### RECORD LIST
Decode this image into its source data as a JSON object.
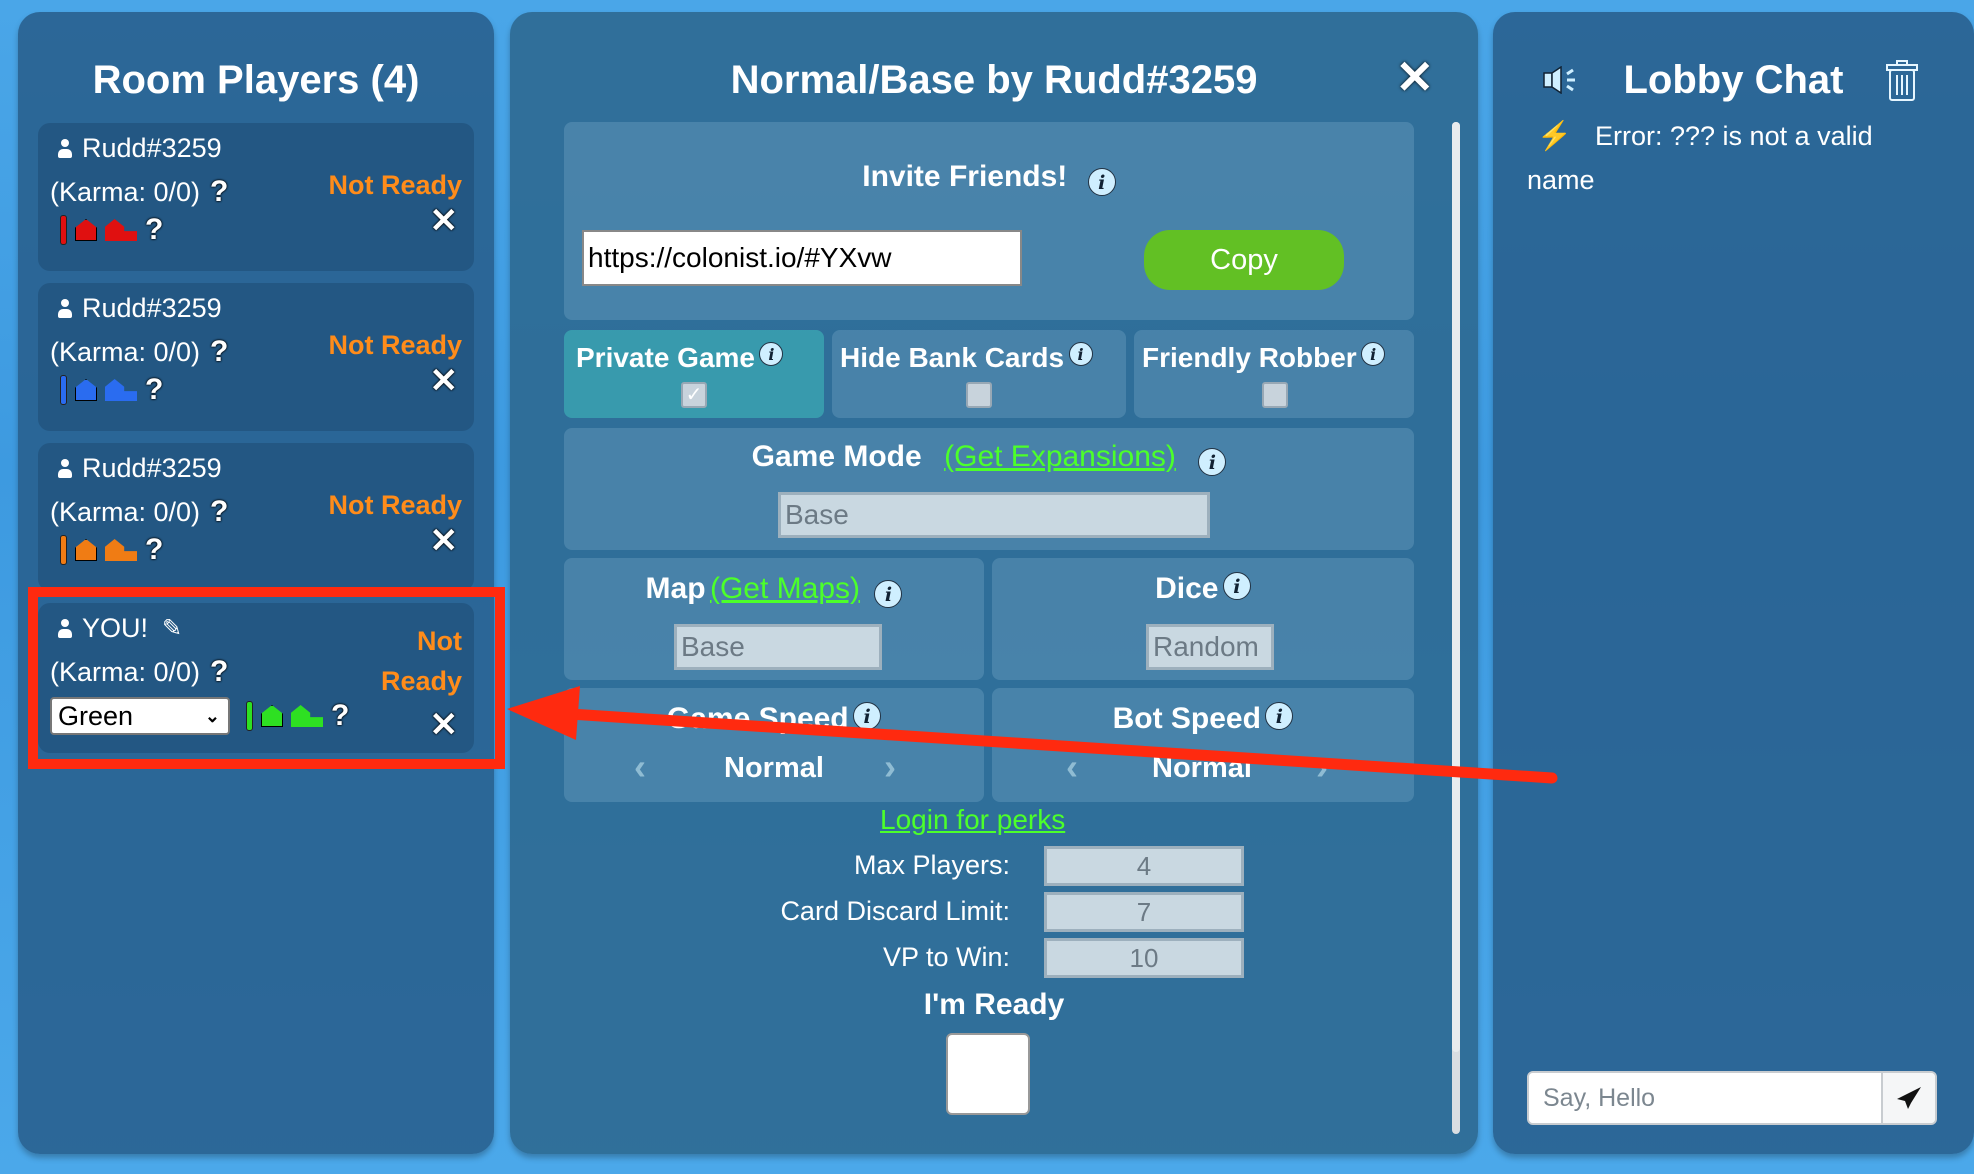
{
  "room_players": {
    "title": "Room Players (4)",
    "players": [
      {
        "name": "Rudd#3259",
        "karma": "(Karma: 0/0)",
        "help": "?",
        "status": "Not Ready",
        "kick": "✕",
        "color_hex": "#e01010"
      },
      {
        "name": "Rudd#3259",
        "karma": "(Karma: 0/0)",
        "help": "?",
        "status": "Not Ready",
        "kick": "✕",
        "color_hex": "#2a6cf0"
      },
      {
        "name": "Rudd#3259",
        "karma": "(Karma: 0/0)",
        "help": "?",
        "status": "Not Ready",
        "kick": "✕",
        "color_hex": "#f07c14"
      },
      {
        "name": "YOU!",
        "karma": "(Karma: 0/0)",
        "help": "?",
        "status_line1": "Not",
        "status_line2": "Ready",
        "kick": "✕",
        "color_select": "Green",
        "color_hex": "#2ee022"
      }
    ]
  },
  "game_settings": {
    "title": "Normal/Base by Rudd#3259",
    "close": "✕",
    "invite": {
      "label": "Invite Friends!",
      "url": "https://colonist.io/#YXvw",
      "copy_label": "Copy"
    },
    "toggles": [
      {
        "label": "Private Game",
        "checked": true
      },
      {
        "label": "Hide Bank Cards",
        "checked": false
      },
      {
        "label": "Friendly Robber",
        "checked": false
      }
    ],
    "game_mode": {
      "label": "Game Mode",
      "link": "(Get Expansions)",
      "value": "Base"
    },
    "map": {
      "label": "Map",
      "link": "(Get Maps)",
      "value": "Base"
    },
    "dice": {
      "label": "Dice",
      "value": "Random"
    },
    "game_speed": {
      "label": "Game Speed",
      "value": "Normal"
    },
    "bot_speed": {
      "label": "Bot Speed",
      "value": "Normal"
    },
    "login_link": "Login for perks",
    "fields": [
      {
        "label": "Max Players:",
        "value": "4"
      },
      {
        "label": "Card Discard Limit:",
        "value": "7"
      },
      {
        "label": "VP to Win:",
        "value": "10"
      }
    ],
    "ready_label": "I'm Ready",
    "info_glyph": "i"
  },
  "lobby_chat": {
    "title": "Lobby Chat",
    "messages": [
      {
        "icon": "lightning-bolt",
        "text": "Error: ??? is not a valid name"
      }
    ],
    "input_placeholder": "Say, Hello"
  },
  "annotation": {
    "highlight_color": "#ff2a0f",
    "target": "YOU! player card"
  }
}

### WRITTEN INSTRUCTION
Write the listing out a second time exactly, dropping all images.

### RESPONSE FOR THIS EXERCISE
Decode this image into its source data as a JSON object.
{
  "room_players": {
    "title": "Room Players (4)",
    "players": [
      {
        "name": "Rudd#3259",
        "karma": "(Karma: 0/0)",
        "help": "?",
        "status": "Not Ready",
        "kick": "✕",
        "color_hex": "#e01010"
      },
      {
        "name": "Rudd#3259",
        "karma": "(Karma: 0/0)",
        "help": "?",
        "status": "Not Ready",
        "kick": "✕",
        "color_hex": "#2a6cf0"
      },
      {
        "name": "Rudd#3259",
        "karma": "(Karma: 0/0)",
        "help": "?",
        "status": "Not Ready",
        "kick": "✕",
        "color_hex": "#f07c14"
      },
      {
        "name": "YOU!",
        "karma": "(Karma: 0/0)",
        "help": "?",
        "status_line1": "Not",
        "status_line2": "Ready",
        "kick": "✕",
        "color_select": "Green",
        "color_hex": "#2ee022"
      }
    ]
  },
  "game_settings": {
    "title": "Normal/Base by Rudd#3259",
    "close": "✕",
    "invite": {
      "label": "Invite Friends!",
      "url": "https://colonist.io/#YXvw",
      "copy_label": "Copy"
    },
    "toggles": [
      {
        "label": "Private Game",
        "checked": true
      },
      {
        "label": "Hide Bank Cards",
        "checked": false
      },
      {
        "label": "Friendly Robber",
        "checked": false
      }
    ],
    "game_mode": {
      "label": "Game Mode",
      "link": "(Get Expansions)",
      "value": "Base"
    },
    "map": {
      "label": "Map",
      "link": "(Get Maps)",
      "value": "Base"
    },
    "dice": {
      "label": "Dice",
      "value": "Random"
    },
    "game_speed": {
      "label": "Game Speed",
      "value": "Normal"
    },
    "bot_speed": {
      "label": "Bot Speed",
      "value": "Normal"
    },
    "login_link": "Login for perks",
    "fields": [
      {
        "label": "Max Players:",
        "value": "4"
      },
      {
        "label": "Card Discard Limit:",
        "value": "7"
      },
      {
        "label": "VP to Win:",
        "value": "10"
      }
    ],
    "ready_label": "I'm Ready",
    "info_glyph": "i"
  },
  "lobby_chat": {
    "title": "Lobby Chat",
    "messages": [
      {
        "icon": "lightning-bolt",
        "text": "Error: ??? is not a valid name"
      }
    ],
    "input_placeholder": "Say, Hello"
  },
  "annotation": {
    "highlight_color": "#ff2a0f",
    "target": "YOU! player card"
  }
}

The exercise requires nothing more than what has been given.